> Instructions to follow:
Recast every one of the lines below as a JSON list of strings, one string per line, skipping any blank lines and leaving out the pictures.

> Information provided:

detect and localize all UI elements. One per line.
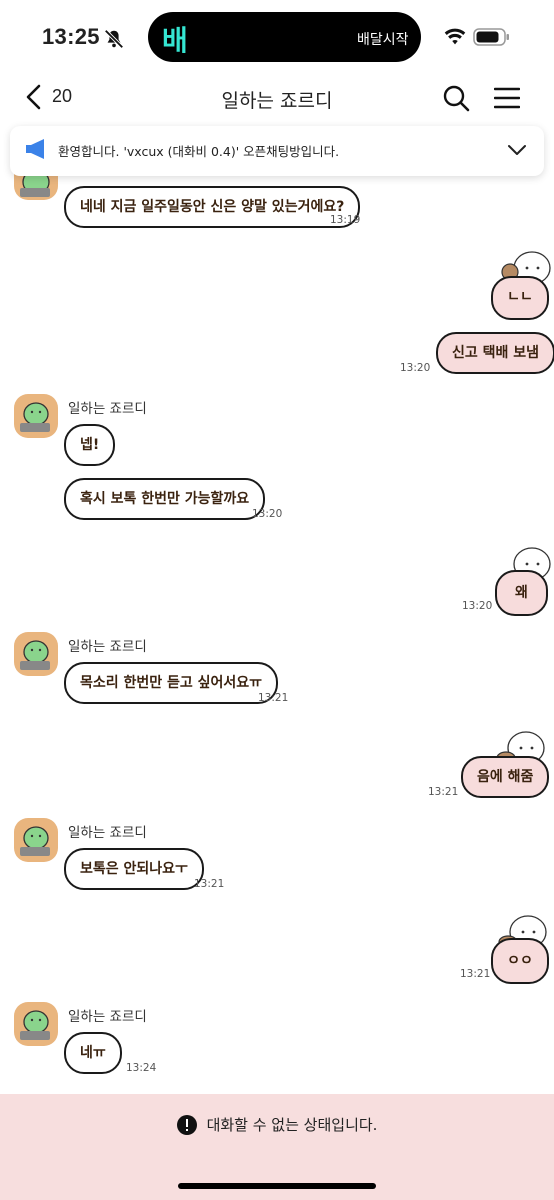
battery-icon (473, 28, 509, 46)
message-timestamp: 13:19 (330, 214, 361, 226)
disabled-message-text: 대화할 수 없는 상태입니다. (206, 1116, 378, 1134)
sent-message-bubble[interactable]: ㅇㅇ (491, 938, 549, 984)
message-timestamp: 13:21 (460, 968, 491, 980)
search-icon[interactable] (442, 84, 470, 112)
message-timestamp: 13:21 (258, 692, 289, 704)
message-timestamp: 13:20 (462, 600, 493, 612)
message-timestamp: 13:21 (194, 878, 225, 890)
sender-name: 일하는 죠르디 (68, 1009, 147, 1025)
received-message-bubble[interactable]: 넵! (64, 424, 116, 466)
island-activity-text: 배달시작 (357, 32, 409, 48)
dinosaur-avatar-icon (20, 826, 50, 856)
notice-text: 환영합니다. 'vxcux (대화비 0.4)' 오픈채팅방입니다. (58, 144, 340, 159)
message-timestamp: 13:21 (428, 786, 459, 798)
sender-name: 일하는 죠르디 (68, 825, 147, 841)
sender-avatar[interactable] (14, 632, 58, 676)
received-message-bubble[interactable]: 네네 지금 일주일동안 신은 양말 있는거에요? (64, 186, 361, 228)
home-indicator[interactable] (178, 1183, 376, 1189)
sender-avatar[interactable] (14, 1002, 58, 1046)
sent-message-bubble[interactable]: 신고 택배 보냄 (436, 332, 554, 374)
disabled-message: 대화할 수 없는 상태입니다. (0, 1114, 554, 1139)
sent-message-bubble[interactable]: 음에 해줌 (461, 756, 550, 798)
received-message-bubble[interactable]: 네ㅠ (64, 1032, 122, 1074)
wifi-icon (444, 28, 466, 45)
sender-name: 일하는 죠르디 (68, 639, 147, 655)
dinosaur-avatar-icon (20, 402, 50, 432)
sender-avatar[interactable] (14, 394, 58, 438)
message-timestamp: 13:24 (126, 1062, 157, 1074)
status-time: 13:25 (42, 24, 100, 49)
sent-message-bubble[interactable]: ㄴㄴ (491, 276, 549, 320)
delivery-app-logo: 배 (162, 24, 188, 57)
dinosaur-avatar-icon (20, 640, 50, 670)
bell-slash-icon (104, 29, 124, 49)
sender-name: 일하는 죠르디 (68, 401, 147, 417)
sender-avatar[interactable] (14, 818, 58, 862)
menu-icon[interactable] (494, 87, 520, 109)
sent-message-bubble[interactable]: 왜 (495, 570, 548, 616)
exclamation-circle-icon (176, 1114, 197, 1135)
received-message-bubble[interactable]: 목소리 한번만 듣고 싶어서요ㅠ (64, 662, 279, 704)
received-message-bubble[interactable]: 보톡은 안되나요ㅜ (64, 848, 204, 890)
message-timestamp: 13:20 (252, 508, 283, 520)
message-timestamp: 13:20 (400, 362, 431, 374)
megaphone-icon (26, 139, 44, 159)
chat-room-title: 일하는 죠르디 (221, 90, 333, 112)
dinosaur-avatar-icon (20, 1010, 50, 1040)
chevron-down-icon[interactable] (507, 142, 527, 158)
received-message-bubble[interactable]: 혹시 보톡 한번만 가능할까요 (64, 478, 266, 520)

> Task output:
[
  "detect and localize all UI elements. One per line.",
  "battery-icon (473, 28, 509, 46)",
  "message-timestamp: 13:19 (330, 214, 361, 226)",
  "disabled-message-text: 대화할 수 없는 상태입니다. (206, 1116, 378, 1134)",
  "sent-message-bubble[interactable]: ㅇㅇ (491, 938, 549, 984)",
  "message-timestamp: 13:21 (460, 968, 491, 980)",
  "search-icon[interactable] (442, 84, 470, 112)",
  "message-timestamp: 13:21 (258, 692, 289, 704)",
  "message-timestamp: 13:20 (462, 600, 493, 612)",
  "message-timestamp: 13:21 (194, 878, 225, 890)",
  "sender-name: 일하는 죠르디 (68, 1009, 147, 1025)",
  "received-message-bubble[interactable]: 넵! (64, 424, 116, 466)",
  "island-activity-text: 배달시작 (357, 32, 409, 48)",
  "dinosaur-avatar-icon (20, 826, 50, 856)",
  "notice-text: 환영합니다. 'vxcux (대화비 0.4)' 오픈채팅방입니다. (58, 144, 340, 159)",
  "message-timestamp: 13:21 (428, 786, 459, 798)",
  "sender-name: 일하는 죠르디 (68, 825, 147, 841)",
  "sender-avatar[interactable] (14, 632, 58, 676)",
  "received-message-bubble[interactable]: 네네 지금 일주일동안 신은 양말 있는거에요? (64, 186, 361, 228)",
  "home-indicator[interactable] (178, 1183, 376, 1189)",
  "sender-avatar[interactable] (14, 1002, 58, 1046)",
  "sent-message-bubble[interactable]: 신고 택배 보냄 (436, 332, 554, 374)",
  "disabled-message: 대화할 수 없는 상태입니다. (0, 1114, 554, 1139)",
  "sent-message-bubble[interactable]: 음에 해줌 (461, 756, 550, 798)",
  "received-message-bubble[interactable]: 네ㅠ (64, 1032, 122, 1074)",
  "wifi-icon (444, 28, 466, 45)",
  "sender-name: 일하는 죠르디 (68, 639, 147, 655)",
  "dinosaur-avatar-icon (20, 402, 50, 432)",
  "sender-avatar[interactable] (14, 394, 58, 438)",
  "message-timestamp: 13:24 (126, 1062, 157, 1074)",
  "status-time: 13:25 (42, 24, 100, 49)",
  "sent-message-bubble[interactable]: ㄴㄴ (491, 276, 549, 320)",
  "delivery-app-logo: 배 (162, 24, 188, 57)",
  "dinosaur-avatar-icon (20, 640, 50, 670)",
  "bell-slash-icon (104, 29, 124, 49)",
  "sender-name: 일하는 죠르디 (68, 401, 147, 417)",
  "sender-avatar[interactable] (14, 818, 58, 862)",
  "menu-icon[interactable] (494, 87, 520, 109)",
  "sent-message-bubble[interactable]: 왜 (495, 570, 548, 616)",
  "exclamation-circle-icon (176, 1114, 197, 1135)",
  "received-message-bubble[interactable]: 목소리 한번만 듣고 싶어서요ㅠ (64, 662, 279, 704)",
  "received-message-bubble[interactable]: 보톡은 안되나요ㅜ (64, 848, 204, 890)",
  "message-timestamp: 13:20 (252, 508, 283, 520)",
  "message-timestamp: 13:20 (400, 362, 431, 374)",
  "megaphone-icon (26, 139, 44, 159)",
  "chat-room-title: 일하는 죠르디 (221, 90, 333, 112)",
  "dinosaur-avatar-icon (20, 1010, 50, 1040)",
  "chevron-down-icon[interactable] (507, 142, 527, 158)",
  "received-message-bubble[interactable]: 혹시 보톡 한번만 가능할까요 (64, 478, 266, 520)"
]